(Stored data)
-----
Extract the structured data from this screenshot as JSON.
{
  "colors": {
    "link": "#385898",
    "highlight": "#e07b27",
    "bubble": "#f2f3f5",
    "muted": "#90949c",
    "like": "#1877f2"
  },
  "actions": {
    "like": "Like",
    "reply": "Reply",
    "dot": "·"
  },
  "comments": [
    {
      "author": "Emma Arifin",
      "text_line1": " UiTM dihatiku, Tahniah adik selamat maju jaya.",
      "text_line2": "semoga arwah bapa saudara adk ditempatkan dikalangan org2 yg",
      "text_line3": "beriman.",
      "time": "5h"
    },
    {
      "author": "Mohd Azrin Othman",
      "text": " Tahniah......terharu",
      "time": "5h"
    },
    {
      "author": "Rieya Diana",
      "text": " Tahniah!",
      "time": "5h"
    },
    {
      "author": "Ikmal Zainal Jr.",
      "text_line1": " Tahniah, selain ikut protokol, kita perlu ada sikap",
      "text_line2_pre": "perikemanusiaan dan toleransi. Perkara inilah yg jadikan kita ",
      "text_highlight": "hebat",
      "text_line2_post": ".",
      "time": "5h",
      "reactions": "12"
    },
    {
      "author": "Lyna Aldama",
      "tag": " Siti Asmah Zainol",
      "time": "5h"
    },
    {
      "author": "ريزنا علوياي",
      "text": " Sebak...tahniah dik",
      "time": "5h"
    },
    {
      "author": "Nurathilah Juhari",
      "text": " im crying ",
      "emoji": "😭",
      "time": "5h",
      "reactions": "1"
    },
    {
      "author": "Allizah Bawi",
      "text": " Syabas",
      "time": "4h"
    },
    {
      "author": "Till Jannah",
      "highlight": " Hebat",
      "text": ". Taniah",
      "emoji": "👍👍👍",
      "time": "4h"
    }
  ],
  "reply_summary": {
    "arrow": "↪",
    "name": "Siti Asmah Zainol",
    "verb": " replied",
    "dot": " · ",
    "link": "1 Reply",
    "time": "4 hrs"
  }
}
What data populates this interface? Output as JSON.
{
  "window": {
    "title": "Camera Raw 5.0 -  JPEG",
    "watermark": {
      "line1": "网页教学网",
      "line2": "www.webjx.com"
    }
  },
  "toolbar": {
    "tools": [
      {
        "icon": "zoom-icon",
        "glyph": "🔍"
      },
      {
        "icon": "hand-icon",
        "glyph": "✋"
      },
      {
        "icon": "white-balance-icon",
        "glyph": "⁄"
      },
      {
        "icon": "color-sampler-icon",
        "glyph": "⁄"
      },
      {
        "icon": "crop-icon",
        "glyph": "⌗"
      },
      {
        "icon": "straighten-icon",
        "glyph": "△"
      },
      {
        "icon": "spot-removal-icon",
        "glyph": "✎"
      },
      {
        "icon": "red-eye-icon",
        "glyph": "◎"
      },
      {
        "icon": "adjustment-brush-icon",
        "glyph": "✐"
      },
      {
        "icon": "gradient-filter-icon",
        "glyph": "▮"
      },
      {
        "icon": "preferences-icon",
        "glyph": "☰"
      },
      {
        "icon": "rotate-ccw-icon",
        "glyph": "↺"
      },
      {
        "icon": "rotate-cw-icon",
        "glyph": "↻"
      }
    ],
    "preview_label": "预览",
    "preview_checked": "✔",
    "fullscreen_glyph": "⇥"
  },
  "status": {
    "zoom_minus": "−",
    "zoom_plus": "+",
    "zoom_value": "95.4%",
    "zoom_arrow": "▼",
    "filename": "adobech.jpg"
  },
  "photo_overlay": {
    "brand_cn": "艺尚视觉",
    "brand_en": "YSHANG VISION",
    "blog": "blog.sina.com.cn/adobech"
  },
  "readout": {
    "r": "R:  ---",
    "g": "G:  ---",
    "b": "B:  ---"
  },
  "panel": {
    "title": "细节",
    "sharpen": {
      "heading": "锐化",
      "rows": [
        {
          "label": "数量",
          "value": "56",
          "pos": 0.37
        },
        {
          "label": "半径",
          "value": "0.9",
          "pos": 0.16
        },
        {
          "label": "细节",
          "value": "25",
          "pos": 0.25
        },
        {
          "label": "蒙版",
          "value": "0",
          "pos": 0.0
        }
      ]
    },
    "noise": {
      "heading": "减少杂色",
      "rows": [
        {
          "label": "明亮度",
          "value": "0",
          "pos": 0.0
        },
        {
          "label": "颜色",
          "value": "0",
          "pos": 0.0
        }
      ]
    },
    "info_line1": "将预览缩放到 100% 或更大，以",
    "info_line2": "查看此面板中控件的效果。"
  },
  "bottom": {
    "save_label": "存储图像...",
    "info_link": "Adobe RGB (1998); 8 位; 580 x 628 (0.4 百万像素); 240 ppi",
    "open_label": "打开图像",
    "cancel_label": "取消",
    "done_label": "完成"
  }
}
-----
» Task requirements
Go through the listing above and restate it word for word.

» Solution to this task
Extract the structured data from this screenshot as JSON.
{
  "colors": {
    "link": "#385898",
    "highlight": "#e07b27",
    "bubble": "#f2f3f5",
    "muted": "#90949c",
    "like": "#1877f2"
  },
  "actions": {
    "like": "Like",
    "reply": "Reply",
    "dot": "·"
  },
  "comments": [
    {
      "author": "Emma Arifin",
      "text_line1": " UiTM dihatiku, Tahniah adik selamat maju jaya.",
      "text_line2": "semoga arwah bapa saudara adk ditempatkan dikalangan org2 yg",
      "text_line3": "beriman.",
      "time": "5h"
    },
    {
      "author": "Mohd Azrin Othman",
      "text": " Tahniah......terharu",
      "time": "5h"
    },
    {
      "author": "Rieya Diana",
      "text": " Tahniah!",
      "time": "5h"
    },
    {
      "author": "Ikmal Zainal Jr.",
      "text_line1": " Tahniah, selain ikut protokol, kita perlu ada sikap",
      "text_line2_pre": "perikemanusiaan dan toleransi. Perkara inilah yg jadikan kita ",
      "text_highlight": "hebat",
      "text_line2_post": ".",
      "time": "5h",
      "reactions": "12"
    },
    {
      "author": "Lyna Aldama",
      "tag": " Siti Asmah Zainol",
      "time": "5h"
    },
    {
      "author": "ريزنا علوياي",
      "text": " Sebak...tahniah dik",
      "time": "5h"
    },
    {
      "author": "Nurathilah Juhari",
      "text": " im crying ",
      "emoji": "😭",
      "time": "5h",
      "reactions": "1"
    },
    {
      "author": "Allizah Bawi",
      "text": " Syabas",
      "time": "4h"
    },
    {
      "author": "Till Jannah",
      "highlight": " Hebat",
      "text": ". Taniah",
      "emoji": "👍👍👍",
      "time": "4h"
    }
  ],
  "reply_summary": {
    "arrow": "↪",
    "name": "Siti Asmah Zainol",
    "verb": " replied",
    "dot": " · ",
    "link": "1 Reply",
    "time": "4 hrs"
  }
}
What data populates this interface? Output as JSON.
{
  "window": {
    "title": "Camera Raw 5.0 -  JPEG",
    "watermark": {
      "line1": "网页教学网",
      "line2": "www.webjx.com"
    }
  },
  "toolbar": {
    "tools": [
      {
        "icon": "zoom-icon",
        "glyph": "🔍"
      },
      {
        "icon": "hand-icon",
        "glyph": "✋"
      },
      {
        "icon": "white-balance-icon",
        "glyph": "⁄"
      },
      {
        "icon": "color-sampler-icon",
        "glyph": "⁄"
      },
      {
        "icon": "crop-icon",
        "glyph": "⌗"
      },
      {
        "icon": "straighten-icon",
        "glyph": "△"
      },
      {
        "icon": "spot-removal-icon",
        "glyph": "✎"
      },
      {
        "icon": "red-eye-icon",
        "glyph": "◎"
      },
      {
        "icon": "adjustment-brush-icon",
        "glyph": "✐"
      },
      {
        "icon": "gradient-filter-icon",
        "glyph": "▮"
      },
      {
        "icon": "preferences-icon",
        "glyph": "☰"
      },
      {
        "icon": "rotate-ccw-icon",
        "glyph": "↺"
      },
      {
        "icon": "rotate-cw-icon",
        "glyph": "↻"
      }
    ],
    "preview_label": "预览",
    "preview_checked": "✔",
    "fullscreen_glyph": "⇥"
  },
  "status": {
    "zoom_minus": "−",
    "zoom_plus": "+",
    "zoom_value": "95.4%",
    "zoom_arrow": "▼",
    "filename": "adobech.jpg"
  },
  "photo_overlay": {
    "brand_cn": "艺尚视觉",
    "brand_en": "YSHANG VISION",
    "blog": "blog.sina.com.cn/adobech"
  },
  "readout": {
    "r": "R:  ---",
    "g": "G:  ---",
    "b": "B:  ---"
  },
  "panel": {
    "title": "细节",
    "sharpen": {
      "heading": "锐化",
      "rows": [
        {
          "label": "数量",
          "value": "56",
          "pos": 0.37
        },
        {
          "label": "半径",
          "value": "0.9",
          "pos": 0.16
        },
        {
          "label": "细节",
          "value": "25",
          "pos": 0.25
        },
        {
          "label": "蒙版",
          "value": "0",
          "pos": 0.0
        }
      ]
    },
    "noise": {
      "heading": "减少杂色",
      "rows": [
        {
          "label": "明亮度",
          "value": "0",
          "pos": 0.0
        },
        {
          "label": "颜色",
          "value": "0",
          "pos": 0.0
        }
      ]
    },
    "info_line1": "将预览缩放到 100% 或更大，以",
    "info_line2": "查看此面板中控件的效果。"
  },
  "bottom": {
    "save_label": "存储图像...",
    "info_link": "Adobe RGB (1998); 8 位; 580 x 628 (0.4 百万像素); 240 ppi",
    "open_label": "打开图像",
    "cancel_label": "取消",
    "done_label": "完成"
  }
}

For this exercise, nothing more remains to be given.